Stored data entries
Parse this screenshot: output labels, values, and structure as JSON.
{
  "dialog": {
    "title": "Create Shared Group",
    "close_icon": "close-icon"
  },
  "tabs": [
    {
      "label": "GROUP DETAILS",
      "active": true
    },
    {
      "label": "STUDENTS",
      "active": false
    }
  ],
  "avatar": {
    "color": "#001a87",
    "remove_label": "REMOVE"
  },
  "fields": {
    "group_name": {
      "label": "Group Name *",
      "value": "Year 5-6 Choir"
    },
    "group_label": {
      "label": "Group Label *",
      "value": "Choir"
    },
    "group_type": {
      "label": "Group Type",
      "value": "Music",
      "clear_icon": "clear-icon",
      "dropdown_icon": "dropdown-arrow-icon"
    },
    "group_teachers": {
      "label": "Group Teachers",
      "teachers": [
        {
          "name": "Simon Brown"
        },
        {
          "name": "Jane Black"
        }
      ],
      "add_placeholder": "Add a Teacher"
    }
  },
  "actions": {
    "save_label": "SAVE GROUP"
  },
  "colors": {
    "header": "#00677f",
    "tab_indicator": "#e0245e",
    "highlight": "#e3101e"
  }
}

### Goal
Using the entries above, please restate each one word for word.

### Answer
Parse this screenshot: output labels, values, and structure as JSON.
{
  "dialog": {
    "title": "Create Shared Group",
    "close_icon": "close-icon"
  },
  "tabs": [
    {
      "label": "GROUP DETAILS",
      "active": true
    },
    {
      "label": "STUDENTS",
      "active": false
    }
  ],
  "avatar": {
    "color": "#001a87",
    "remove_label": "REMOVE"
  },
  "fields": {
    "group_name": {
      "label": "Group Name *",
      "value": "Year 5-6 Choir"
    },
    "group_label": {
      "label": "Group Label *",
      "value": "Choir"
    },
    "group_type": {
      "label": "Group Type",
      "value": "Music",
      "clear_icon": "clear-icon",
      "dropdown_icon": "dropdown-arrow-icon"
    },
    "group_teachers": {
      "label": "Group Teachers",
      "teachers": [
        {
          "name": "Simon Brown"
        },
        {
          "name": "Jane Black"
        }
      ],
      "add_placeholder": "Add a Teacher"
    }
  },
  "actions": {
    "save_label": "SAVE GROUP"
  },
  "colors": {
    "header": "#00677f",
    "tab_indicator": "#e0245e",
    "highlight": "#e3101e"
  }
}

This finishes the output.